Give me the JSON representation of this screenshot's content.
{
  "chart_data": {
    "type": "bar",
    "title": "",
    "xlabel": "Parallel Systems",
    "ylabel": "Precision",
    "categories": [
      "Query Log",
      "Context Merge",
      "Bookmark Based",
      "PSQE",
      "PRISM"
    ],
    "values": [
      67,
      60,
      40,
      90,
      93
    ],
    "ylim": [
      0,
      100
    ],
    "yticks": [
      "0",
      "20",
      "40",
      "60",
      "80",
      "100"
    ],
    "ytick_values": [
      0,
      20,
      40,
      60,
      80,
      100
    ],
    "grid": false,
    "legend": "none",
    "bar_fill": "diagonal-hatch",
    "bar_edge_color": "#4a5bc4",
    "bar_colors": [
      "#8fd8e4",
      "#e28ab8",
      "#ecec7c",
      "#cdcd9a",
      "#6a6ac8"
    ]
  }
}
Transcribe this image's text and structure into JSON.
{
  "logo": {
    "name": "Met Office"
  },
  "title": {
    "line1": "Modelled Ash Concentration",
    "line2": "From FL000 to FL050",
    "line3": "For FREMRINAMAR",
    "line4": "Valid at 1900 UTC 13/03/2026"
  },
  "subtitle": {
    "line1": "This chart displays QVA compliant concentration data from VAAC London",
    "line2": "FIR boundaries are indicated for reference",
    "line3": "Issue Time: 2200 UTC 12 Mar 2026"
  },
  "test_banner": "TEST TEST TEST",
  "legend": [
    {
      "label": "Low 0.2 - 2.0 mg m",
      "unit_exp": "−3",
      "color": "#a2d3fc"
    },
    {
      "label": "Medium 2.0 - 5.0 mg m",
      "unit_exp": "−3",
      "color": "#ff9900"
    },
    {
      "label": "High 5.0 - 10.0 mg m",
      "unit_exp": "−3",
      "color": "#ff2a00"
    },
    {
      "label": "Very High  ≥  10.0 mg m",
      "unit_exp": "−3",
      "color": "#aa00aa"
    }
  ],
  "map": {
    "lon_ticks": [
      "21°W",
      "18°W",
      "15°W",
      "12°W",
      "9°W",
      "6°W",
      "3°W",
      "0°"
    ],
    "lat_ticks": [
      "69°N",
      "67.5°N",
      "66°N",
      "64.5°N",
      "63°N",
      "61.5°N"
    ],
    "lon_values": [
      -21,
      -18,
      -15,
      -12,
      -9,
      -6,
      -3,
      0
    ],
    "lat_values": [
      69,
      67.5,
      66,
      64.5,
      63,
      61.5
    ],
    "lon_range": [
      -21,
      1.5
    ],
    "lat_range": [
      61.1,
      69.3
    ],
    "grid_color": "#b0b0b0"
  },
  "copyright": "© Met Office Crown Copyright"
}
──────────────────────────────
**INSTRUCTIONS FOR THE TASK:** Write the whole listing out again. Keep every line exactly as it is.

**FULL ANSWER:**
Give me the JSON representation of this screenshot's content.
{
  "chart_data": {
    "type": "bar",
    "title": "",
    "xlabel": "Parallel Systems",
    "ylabel": "Precision",
    "categories": [
      "Query Log",
      "Context Merge",
      "Bookmark Based",
      "PSQE",
      "PRISM"
    ],
    "values": [
      67,
      60,
      40,
      90,
      93
    ],
    "ylim": [
      0,
      100
    ],
    "yticks": [
      "0",
      "20",
      "40",
      "60",
      "80",
      "100"
    ],
    "ytick_values": [
      0,
      20,
      40,
      60,
      80,
      100
    ],
    "grid": false,
    "legend": "none",
    "bar_fill": "diagonal-hatch",
    "bar_edge_color": "#4a5bc4",
    "bar_colors": [
      "#8fd8e4",
      "#e28ab8",
      "#ecec7c",
      "#cdcd9a",
      "#6a6ac8"
    ]
  }
}
Transcribe this image's text and structure into JSON.
{
  "logo": {
    "name": "Met Office"
  },
  "title": {
    "line1": "Modelled Ash Concentration",
    "line2": "From FL000 to FL050",
    "line3": "For FREMRINAMAR",
    "line4": "Valid at 1900 UTC 13/03/2026"
  },
  "subtitle": {
    "line1": "This chart displays QVA compliant concentration data from VAAC London",
    "line2": "FIR boundaries are indicated for reference",
    "line3": "Issue Time: 2200 UTC 12 Mar 2026"
  },
  "test_banner": "TEST TEST TEST",
  "legend": [
    {
      "label": "Low 0.2 - 2.0 mg m",
      "unit_exp": "−3",
      "color": "#a2d3fc"
    },
    {
      "label": "Medium 2.0 - 5.0 mg m",
      "unit_exp": "−3",
      "color": "#ff9900"
    },
    {
      "label": "High 5.0 - 10.0 mg m",
      "unit_exp": "−3",
      "color": "#ff2a00"
    },
    {
      "label": "Very High  ≥  10.0 mg m",
      "unit_exp": "−3",
      "color": "#aa00aa"
    }
  ],
  "map": {
    "lon_ticks": [
      "21°W",
      "18°W",
      "15°W",
      "12°W",
      "9°W",
      "6°W",
      "3°W",
      "0°"
    ],
    "lat_ticks": [
      "69°N",
      "67.5°N",
      "66°N",
      "64.5°N",
      "63°N",
      "61.5°N"
    ],
    "lon_values": [
      -21,
      -18,
      -15,
      -12,
      -9,
      -6,
      -3,
      0
    ],
    "lat_values": [
      69,
      67.5,
      66,
      64.5,
      63,
      61.5
    ],
    "lon_range": [
      -21,
      1.5
    ],
    "lat_range": [
      61.1,
      69.3
    ],
    "grid_color": "#b0b0b0"
  },
  "copyright": "© Met Office Crown Copyright"
}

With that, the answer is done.